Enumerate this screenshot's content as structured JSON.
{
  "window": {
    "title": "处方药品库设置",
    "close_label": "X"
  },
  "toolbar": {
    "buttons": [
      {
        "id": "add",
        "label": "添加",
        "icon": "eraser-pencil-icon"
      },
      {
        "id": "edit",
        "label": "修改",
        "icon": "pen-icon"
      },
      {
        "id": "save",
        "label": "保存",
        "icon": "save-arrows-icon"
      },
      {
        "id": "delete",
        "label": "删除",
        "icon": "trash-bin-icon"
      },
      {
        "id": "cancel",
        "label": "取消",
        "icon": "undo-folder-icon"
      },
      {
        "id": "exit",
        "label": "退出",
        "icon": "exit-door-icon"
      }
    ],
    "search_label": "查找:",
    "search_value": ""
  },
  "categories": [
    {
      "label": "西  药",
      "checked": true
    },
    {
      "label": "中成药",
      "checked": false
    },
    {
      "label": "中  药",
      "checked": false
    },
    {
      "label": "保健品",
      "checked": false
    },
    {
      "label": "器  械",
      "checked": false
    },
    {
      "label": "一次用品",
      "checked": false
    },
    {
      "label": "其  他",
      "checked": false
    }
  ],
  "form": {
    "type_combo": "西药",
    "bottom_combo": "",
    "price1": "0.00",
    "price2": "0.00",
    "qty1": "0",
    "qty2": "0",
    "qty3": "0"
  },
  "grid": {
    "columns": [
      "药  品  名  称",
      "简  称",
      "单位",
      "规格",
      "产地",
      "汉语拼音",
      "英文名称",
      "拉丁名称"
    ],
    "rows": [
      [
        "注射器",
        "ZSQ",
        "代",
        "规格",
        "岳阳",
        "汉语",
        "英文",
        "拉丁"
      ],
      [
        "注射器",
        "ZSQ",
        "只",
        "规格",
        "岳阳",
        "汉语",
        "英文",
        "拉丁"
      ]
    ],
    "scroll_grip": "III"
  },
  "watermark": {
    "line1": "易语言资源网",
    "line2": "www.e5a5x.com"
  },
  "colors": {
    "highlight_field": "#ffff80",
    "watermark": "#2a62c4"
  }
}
- - - - -
# GIVEN TASK
Please reproduce each line exactly as written.

# RESPONSE
Enumerate this screenshot's content as structured JSON.
{
  "window": {
    "title": "处方药品库设置",
    "close_label": "X"
  },
  "toolbar": {
    "buttons": [
      {
        "id": "add",
        "label": "添加",
        "icon": "eraser-pencil-icon"
      },
      {
        "id": "edit",
        "label": "修改",
        "icon": "pen-icon"
      },
      {
        "id": "save",
        "label": "保存",
        "icon": "save-arrows-icon"
      },
      {
        "id": "delete",
        "label": "删除",
        "icon": "trash-bin-icon"
      },
      {
        "id": "cancel",
        "label": "取消",
        "icon": "undo-folder-icon"
      },
      {
        "id": "exit",
        "label": "退出",
        "icon": "exit-door-icon"
      }
    ],
    "search_label": "查找:",
    "search_value": ""
  },
  "categories": [
    {
      "label": "西  药",
      "checked": true
    },
    {
      "label": "中成药",
      "checked": false
    },
    {
      "label": "中  药",
      "checked": false
    },
    {
      "label": "保健品",
      "checked": false
    },
    {
      "label": "器  械",
      "checked": false
    },
    {
      "label": "一次用品",
      "checked": false
    },
    {
      "label": "其  他",
      "checked": false
    }
  ],
  "form": {
    "type_combo": "西药",
    "bottom_combo": "",
    "price1": "0.00",
    "price2": "0.00",
    "qty1": "0",
    "qty2": "0",
    "qty3": "0"
  },
  "grid": {
    "columns": [
      "药  品  名  称",
      "简  称",
      "单位",
      "规格",
      "产地",
      "汉语拼音",
      "英文名称",
      "拉丁名称"
    ],
    "rows": [
      [
        "注射器",
        "ZSQ",
        "代",
        "规格",
        "岳阳",
        "汉语",
        "英文",
        "拉丁"
      ],
      [
        "注射器",
        "ZSQ",
        "只",
        "规格",
        "岳阳",
        "汉语",
        "英文",
        "拉丁"
      ]
    ],
    "scroll_grip": "III"
  },
  "watermark": {
    "line1": "易语言资源网",
    "line2": "www.e5a5x.com"
  },
  "colors": {
    "highlight_field": "#ffff80",
    "watermark": "#2a62c4"
  }
}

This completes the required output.